■ **TU OBJETIVO**
Continúa el artículo sobre la mala racha del Villarreal a partir de su última oración.

■ **PASAJE PROPORCIONADO**
Villarreal, de vuelta a la casilla de salida

El entrenador del Villarreal, Javier Calleja, en su vuelta al banquillo en el partido ante el Espanyol. /Efe
El entrenador del Villarreal, Javier Calleja, en su vuelta al banquillo en el partido ante el Espanyol. / Efe

El equipo castellonense recupera el plan A con el que empezó el curso y Calleja se apunta a los tres centrales en su regreso al banquillo, ahora con Iborra como recurso ofensivo

Luis Miguel de Pablos
LUIS MIGUEL DE PABLOSValladolid

No es fácil asimilar que con el sexto presupuesto más alto de la competición –109, 126 millones de euros marca su límite salarial– no te llega más que para superar al recién ascendido Huesca en la clasificación. Cuatro puntos por debajo de la frontera que marca la permanencia con una plantilla diseñada para meter la cabeza en Europa. Eso es lo que más penaliza en vestuarios ideados para metas mayores, desde luego poco acostumbrados a moverse en el fango de la zona baja, y que casi sin darse cuenta se ven arrinconados en un callejón de difícil salida.

Entradas de datos almacenados
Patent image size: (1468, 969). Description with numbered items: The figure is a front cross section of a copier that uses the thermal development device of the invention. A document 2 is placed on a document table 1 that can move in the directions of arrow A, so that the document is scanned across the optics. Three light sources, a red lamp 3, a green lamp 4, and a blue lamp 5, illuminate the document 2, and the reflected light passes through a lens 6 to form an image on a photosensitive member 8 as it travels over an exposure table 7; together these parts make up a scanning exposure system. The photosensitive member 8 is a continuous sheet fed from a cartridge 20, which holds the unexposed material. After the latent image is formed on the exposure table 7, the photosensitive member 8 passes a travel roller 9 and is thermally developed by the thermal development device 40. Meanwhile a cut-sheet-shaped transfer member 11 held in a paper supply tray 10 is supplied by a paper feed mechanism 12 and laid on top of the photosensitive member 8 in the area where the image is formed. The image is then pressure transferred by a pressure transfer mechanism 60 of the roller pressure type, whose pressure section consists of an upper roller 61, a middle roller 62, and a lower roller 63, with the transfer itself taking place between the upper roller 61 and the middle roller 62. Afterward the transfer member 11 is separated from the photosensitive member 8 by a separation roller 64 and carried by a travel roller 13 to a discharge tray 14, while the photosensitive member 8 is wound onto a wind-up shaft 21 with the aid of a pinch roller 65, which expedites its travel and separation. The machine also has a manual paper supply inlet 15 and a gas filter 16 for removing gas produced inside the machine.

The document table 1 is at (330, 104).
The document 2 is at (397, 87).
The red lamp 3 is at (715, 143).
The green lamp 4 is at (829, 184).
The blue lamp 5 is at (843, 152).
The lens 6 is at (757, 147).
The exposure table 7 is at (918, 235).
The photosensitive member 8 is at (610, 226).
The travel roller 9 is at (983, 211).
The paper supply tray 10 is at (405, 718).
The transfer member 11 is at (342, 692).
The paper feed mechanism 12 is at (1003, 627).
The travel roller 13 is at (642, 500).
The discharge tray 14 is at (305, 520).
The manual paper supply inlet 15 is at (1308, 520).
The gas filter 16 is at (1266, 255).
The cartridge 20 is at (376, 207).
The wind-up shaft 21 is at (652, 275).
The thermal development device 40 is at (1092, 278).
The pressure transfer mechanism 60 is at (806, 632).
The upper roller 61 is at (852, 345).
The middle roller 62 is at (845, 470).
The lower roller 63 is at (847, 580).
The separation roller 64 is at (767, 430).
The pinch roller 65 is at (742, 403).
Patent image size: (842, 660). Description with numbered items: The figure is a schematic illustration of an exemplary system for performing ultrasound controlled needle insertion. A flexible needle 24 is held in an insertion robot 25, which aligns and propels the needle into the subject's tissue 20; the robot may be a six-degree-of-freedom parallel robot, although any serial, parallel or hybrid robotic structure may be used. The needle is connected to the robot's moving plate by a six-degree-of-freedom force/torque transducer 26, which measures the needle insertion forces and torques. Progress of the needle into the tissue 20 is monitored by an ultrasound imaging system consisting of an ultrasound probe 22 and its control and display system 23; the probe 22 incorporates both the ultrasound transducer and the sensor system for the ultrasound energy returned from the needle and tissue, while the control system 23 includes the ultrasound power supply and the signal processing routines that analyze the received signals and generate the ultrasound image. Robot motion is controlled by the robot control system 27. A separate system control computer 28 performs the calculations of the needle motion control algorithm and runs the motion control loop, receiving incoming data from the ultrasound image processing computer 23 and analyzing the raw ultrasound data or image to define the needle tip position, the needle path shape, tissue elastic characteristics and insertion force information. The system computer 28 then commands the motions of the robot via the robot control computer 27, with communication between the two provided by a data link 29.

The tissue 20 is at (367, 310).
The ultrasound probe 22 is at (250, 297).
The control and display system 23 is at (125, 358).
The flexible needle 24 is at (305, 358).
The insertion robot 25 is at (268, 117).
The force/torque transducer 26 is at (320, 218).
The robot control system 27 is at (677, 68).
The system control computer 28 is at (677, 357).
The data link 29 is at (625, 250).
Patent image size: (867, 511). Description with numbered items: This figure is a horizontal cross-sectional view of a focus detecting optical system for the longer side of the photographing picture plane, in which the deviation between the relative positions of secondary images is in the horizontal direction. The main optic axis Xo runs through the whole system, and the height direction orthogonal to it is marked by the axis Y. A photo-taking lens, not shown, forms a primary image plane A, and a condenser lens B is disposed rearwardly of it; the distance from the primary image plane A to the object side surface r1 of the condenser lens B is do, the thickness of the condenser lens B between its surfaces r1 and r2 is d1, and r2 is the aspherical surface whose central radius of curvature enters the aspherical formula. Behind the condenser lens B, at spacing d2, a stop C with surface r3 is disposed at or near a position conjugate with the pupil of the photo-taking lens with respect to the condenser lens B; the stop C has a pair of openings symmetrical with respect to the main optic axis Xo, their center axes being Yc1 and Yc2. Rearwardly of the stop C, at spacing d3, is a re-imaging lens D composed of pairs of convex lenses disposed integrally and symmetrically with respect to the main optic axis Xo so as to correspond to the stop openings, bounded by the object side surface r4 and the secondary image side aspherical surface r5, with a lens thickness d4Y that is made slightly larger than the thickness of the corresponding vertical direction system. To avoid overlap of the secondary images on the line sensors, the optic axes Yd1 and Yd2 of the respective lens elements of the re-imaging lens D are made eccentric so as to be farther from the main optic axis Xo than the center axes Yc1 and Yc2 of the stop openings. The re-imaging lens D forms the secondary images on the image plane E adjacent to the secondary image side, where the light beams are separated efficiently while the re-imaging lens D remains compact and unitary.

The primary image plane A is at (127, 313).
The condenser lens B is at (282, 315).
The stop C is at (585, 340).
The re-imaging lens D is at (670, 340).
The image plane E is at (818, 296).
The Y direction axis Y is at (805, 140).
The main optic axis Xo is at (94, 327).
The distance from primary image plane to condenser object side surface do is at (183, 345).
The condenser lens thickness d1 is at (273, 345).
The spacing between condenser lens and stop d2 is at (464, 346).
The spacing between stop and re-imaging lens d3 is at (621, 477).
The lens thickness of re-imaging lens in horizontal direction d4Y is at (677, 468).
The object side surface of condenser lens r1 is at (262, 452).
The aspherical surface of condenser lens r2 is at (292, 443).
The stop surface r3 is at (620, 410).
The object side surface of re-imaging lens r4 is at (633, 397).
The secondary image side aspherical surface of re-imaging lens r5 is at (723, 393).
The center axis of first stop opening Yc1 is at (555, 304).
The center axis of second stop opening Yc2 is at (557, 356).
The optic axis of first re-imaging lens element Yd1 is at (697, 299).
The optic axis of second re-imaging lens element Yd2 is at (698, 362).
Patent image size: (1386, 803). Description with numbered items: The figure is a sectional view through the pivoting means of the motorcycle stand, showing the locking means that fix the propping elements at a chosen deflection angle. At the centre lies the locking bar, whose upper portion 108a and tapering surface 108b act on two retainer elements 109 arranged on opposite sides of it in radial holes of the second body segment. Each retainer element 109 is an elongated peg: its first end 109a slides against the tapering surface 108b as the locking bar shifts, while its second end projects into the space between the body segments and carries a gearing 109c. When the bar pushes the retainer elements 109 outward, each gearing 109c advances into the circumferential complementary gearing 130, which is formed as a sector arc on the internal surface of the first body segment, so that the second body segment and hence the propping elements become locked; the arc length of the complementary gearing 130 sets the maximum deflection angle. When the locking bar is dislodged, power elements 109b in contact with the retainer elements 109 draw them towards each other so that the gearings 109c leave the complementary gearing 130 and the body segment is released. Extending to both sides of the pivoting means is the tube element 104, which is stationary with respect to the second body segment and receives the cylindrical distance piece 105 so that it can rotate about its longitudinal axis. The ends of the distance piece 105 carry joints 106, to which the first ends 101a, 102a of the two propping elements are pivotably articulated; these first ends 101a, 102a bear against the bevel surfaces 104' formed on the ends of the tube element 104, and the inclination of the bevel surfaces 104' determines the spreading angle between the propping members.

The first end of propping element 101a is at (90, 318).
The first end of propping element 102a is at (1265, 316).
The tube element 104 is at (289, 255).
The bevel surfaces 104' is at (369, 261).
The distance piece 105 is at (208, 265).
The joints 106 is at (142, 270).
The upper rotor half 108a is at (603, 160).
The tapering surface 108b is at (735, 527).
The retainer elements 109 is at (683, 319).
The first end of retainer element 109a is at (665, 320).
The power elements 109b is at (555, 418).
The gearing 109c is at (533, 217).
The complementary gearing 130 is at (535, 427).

■ **RESPUESTA DEL EJERCICIO**
El diagnóstico para los equipos que nacen sin plan B tiene un tratamiento más complejo que el resto, y que suele prolongarse lo que tardan sus jugadores en saber y asimilar el terreno que pisan. El regreso de Javier Calleja al banquillo dos meses después de su destitución es síntoma de portazo a otras soluciones y a la alternativa que suponía Luis García Plaza para volver al plan A. Al original. El Villarreal decidió prescindir de su técnico el pasado 10 de diciembre y dos meses después opta por volver a la casilla de salida y devolver el vestuario al técnico que mejor lo conoce. Una decisión con algún precedente –uno de ellos en la familia Roig precisamente– que, sin embargo, no es habitual en el mundo del fútbol. Solo un presidente tan peculiar y familiar como Fernando Roig podía estar detrás de esta solución. Cualquier otro club hubiera apostado por incorporar cuatro o cinco jugadores en el mercado invernal. El castellonense no. Al 'submarino' amarillo solo ha llegado Vicente Iborra y el golpe de timón lo ha dado con el cambio de piezas en el banquillo.

Calleja, que se fue tras quince jornadas con 3 victorias y 5 empates en 14 puntos, retoma toda la responsabilidad de un equipo que sin él ha acumulado 4 empates en seis partidos. Pese a que su colega Luis García Plaza amagó con dar con la tecla cuando dijo que «los equipos que están abajo tienen que jugar de otra manera», lo cierto es que el Villarreal tampoco ha levantado cabeza de su mano.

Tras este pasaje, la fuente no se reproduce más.